◆ **TASK GOAL**
From the listing below, extract every line in which the word "условия" appears.

— START DATA RECORDS —

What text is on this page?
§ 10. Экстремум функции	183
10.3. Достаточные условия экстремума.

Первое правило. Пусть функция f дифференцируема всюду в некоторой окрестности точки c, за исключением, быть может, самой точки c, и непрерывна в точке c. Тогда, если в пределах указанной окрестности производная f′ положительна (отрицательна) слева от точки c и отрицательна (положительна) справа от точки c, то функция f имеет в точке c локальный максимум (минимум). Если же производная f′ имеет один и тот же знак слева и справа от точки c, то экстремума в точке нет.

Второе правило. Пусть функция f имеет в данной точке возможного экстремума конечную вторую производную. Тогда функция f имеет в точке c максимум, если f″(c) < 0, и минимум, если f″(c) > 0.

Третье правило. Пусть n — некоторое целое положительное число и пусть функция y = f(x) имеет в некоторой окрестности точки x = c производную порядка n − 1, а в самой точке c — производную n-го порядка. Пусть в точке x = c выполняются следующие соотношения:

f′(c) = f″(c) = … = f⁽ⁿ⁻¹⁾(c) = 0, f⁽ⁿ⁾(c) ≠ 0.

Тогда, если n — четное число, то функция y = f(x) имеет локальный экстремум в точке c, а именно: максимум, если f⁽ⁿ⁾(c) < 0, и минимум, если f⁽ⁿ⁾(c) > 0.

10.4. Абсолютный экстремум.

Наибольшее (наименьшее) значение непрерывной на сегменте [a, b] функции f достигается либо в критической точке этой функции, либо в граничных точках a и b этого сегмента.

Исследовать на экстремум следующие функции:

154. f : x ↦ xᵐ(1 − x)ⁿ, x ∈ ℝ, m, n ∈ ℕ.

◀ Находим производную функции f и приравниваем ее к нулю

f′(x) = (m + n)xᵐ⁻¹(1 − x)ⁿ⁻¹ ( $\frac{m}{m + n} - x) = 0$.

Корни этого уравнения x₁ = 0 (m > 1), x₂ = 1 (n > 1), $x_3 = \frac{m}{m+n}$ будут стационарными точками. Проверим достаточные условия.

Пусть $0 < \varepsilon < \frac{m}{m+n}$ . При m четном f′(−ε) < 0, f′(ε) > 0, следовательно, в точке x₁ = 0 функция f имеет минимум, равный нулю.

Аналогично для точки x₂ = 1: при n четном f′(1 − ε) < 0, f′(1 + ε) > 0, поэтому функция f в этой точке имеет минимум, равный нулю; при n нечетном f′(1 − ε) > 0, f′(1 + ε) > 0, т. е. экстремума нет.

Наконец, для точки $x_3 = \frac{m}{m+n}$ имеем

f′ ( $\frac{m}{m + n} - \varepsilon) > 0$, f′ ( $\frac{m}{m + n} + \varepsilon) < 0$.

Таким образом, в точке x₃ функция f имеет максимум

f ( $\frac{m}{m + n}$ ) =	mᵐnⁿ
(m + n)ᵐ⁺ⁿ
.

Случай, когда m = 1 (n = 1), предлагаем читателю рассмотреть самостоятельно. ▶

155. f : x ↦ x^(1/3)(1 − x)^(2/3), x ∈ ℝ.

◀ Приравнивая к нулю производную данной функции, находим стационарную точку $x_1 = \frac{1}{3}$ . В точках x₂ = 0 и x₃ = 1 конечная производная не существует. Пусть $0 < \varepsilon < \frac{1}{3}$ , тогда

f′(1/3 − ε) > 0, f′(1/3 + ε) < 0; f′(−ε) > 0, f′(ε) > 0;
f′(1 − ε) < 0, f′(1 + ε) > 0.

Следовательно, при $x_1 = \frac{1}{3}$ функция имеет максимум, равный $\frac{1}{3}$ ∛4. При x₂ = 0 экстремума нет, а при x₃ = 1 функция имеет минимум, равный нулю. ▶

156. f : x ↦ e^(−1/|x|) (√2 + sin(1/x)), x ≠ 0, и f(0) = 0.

— END DATA RECORDS —
— START DATA RECORDS —

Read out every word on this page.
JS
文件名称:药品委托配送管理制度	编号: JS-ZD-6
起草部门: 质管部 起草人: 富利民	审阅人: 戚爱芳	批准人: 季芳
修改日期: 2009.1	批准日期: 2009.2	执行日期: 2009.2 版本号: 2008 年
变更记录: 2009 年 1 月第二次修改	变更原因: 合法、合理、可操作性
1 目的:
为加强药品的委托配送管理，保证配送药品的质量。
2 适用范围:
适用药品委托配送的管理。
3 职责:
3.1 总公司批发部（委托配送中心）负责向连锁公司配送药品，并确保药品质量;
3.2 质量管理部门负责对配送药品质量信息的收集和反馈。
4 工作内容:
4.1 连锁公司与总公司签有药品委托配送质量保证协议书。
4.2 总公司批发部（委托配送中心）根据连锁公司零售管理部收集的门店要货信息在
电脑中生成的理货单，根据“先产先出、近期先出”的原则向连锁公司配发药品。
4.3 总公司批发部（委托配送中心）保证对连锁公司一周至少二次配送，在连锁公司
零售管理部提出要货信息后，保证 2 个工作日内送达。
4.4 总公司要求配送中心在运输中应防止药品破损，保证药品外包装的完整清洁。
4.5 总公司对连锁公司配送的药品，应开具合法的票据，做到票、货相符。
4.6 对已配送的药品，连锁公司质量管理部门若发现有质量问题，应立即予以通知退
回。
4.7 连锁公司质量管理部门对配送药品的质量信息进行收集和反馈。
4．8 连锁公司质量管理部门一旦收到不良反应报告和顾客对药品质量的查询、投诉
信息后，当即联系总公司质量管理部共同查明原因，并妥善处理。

— END DATA RECORDS —

◆ **WRITTEN ANSWER**
10.3. Достаточные условия экстремума.
Корни этого уравнения x₁ = 0 (m > 1), x₂ = 1 (n > 1), $x_3 = \frac{m}{m+n}$ будут стационарными точками. Проверим достаточные условия.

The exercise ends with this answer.